WHAT THE TASK REQUIRES: Reproduce each line from the records that holds "xlabel".

INPUT:
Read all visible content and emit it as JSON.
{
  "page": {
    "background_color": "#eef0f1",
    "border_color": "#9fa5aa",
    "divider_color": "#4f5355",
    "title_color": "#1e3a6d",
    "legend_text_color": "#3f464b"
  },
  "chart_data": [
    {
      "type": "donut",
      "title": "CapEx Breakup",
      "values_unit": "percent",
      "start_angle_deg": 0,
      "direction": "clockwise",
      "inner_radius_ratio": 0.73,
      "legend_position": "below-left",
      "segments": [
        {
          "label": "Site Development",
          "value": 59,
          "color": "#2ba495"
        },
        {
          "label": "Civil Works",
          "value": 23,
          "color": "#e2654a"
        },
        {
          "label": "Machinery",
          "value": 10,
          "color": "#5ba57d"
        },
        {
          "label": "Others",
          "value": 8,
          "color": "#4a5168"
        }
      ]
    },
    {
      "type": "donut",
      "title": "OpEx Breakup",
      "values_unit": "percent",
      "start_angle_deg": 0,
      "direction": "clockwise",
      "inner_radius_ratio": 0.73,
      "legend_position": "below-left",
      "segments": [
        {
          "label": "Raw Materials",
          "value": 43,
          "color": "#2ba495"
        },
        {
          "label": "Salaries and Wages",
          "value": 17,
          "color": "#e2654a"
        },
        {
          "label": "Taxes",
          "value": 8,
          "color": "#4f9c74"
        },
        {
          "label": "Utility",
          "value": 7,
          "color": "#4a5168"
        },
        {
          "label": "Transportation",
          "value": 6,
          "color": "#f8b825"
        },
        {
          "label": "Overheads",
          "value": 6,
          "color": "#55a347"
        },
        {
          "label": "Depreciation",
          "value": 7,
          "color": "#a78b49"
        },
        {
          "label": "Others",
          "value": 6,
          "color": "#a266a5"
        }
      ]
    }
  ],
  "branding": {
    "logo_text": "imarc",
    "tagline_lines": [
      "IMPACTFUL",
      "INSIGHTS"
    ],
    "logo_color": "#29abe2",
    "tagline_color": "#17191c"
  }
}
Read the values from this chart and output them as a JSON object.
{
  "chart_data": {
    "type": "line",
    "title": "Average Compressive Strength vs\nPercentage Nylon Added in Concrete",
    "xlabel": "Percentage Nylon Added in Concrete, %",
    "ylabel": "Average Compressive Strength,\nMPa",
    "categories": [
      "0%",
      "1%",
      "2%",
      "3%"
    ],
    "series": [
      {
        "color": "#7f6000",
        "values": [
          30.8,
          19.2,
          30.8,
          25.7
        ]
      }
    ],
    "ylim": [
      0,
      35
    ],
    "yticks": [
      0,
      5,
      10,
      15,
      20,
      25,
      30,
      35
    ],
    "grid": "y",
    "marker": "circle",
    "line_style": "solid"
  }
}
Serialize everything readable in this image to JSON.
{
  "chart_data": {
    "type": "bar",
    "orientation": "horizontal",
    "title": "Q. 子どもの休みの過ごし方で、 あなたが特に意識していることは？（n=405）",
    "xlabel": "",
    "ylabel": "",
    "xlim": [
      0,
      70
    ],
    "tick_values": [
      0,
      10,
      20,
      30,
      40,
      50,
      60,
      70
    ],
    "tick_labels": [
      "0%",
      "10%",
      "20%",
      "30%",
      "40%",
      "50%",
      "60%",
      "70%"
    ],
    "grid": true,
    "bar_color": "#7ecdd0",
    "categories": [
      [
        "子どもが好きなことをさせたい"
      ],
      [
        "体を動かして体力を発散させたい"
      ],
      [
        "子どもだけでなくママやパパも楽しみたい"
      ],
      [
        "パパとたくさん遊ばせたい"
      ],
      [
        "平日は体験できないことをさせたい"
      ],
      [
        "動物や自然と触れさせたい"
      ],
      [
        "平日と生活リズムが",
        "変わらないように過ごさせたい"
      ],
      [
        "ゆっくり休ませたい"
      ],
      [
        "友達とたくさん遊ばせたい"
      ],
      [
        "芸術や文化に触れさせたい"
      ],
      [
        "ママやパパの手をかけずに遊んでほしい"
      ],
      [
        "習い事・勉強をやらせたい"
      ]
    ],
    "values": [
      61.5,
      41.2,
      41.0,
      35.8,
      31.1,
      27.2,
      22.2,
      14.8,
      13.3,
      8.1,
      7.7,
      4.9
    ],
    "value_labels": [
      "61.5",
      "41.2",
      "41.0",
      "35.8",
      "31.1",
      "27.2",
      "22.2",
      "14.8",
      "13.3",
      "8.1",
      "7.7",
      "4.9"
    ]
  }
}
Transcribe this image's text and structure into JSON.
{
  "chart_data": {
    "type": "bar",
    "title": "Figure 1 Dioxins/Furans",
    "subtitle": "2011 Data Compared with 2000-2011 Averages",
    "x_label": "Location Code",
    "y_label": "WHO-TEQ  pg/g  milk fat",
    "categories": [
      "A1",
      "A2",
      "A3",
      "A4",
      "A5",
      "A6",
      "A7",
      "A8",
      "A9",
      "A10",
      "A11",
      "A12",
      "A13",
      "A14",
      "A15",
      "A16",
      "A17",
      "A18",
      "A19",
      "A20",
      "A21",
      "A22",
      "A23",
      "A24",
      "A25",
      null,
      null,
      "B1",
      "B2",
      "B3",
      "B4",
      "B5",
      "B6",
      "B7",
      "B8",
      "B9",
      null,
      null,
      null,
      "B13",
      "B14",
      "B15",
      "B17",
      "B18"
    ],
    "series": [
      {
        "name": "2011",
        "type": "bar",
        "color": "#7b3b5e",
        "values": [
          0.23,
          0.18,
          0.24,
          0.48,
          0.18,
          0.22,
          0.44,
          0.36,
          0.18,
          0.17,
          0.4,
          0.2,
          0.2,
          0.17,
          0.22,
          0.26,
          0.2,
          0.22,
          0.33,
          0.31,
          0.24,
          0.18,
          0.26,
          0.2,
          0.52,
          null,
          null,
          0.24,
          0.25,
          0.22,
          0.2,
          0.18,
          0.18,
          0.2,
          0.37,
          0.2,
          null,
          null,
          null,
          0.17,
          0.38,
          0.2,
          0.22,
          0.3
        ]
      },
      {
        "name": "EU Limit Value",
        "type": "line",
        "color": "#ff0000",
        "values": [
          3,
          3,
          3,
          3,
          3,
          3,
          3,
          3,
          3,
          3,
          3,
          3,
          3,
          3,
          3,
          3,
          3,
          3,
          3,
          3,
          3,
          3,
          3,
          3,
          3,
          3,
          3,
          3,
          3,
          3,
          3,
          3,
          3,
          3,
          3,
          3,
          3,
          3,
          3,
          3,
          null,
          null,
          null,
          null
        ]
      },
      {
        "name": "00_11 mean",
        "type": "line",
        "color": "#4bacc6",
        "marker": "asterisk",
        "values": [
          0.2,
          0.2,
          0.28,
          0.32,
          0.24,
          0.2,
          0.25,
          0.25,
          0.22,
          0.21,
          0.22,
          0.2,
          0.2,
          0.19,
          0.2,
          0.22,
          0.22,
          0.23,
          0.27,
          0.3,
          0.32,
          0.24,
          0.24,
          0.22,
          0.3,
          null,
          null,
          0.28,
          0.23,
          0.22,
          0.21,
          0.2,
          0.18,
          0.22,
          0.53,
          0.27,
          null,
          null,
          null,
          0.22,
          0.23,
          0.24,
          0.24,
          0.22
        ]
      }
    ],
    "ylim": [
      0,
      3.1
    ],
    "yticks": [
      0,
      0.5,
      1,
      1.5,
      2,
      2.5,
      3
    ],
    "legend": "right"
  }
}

EXPECTED ANSWER:
    "xlabel": "Percentage Nylon Added in Concrete, %",
    "xlabel": "",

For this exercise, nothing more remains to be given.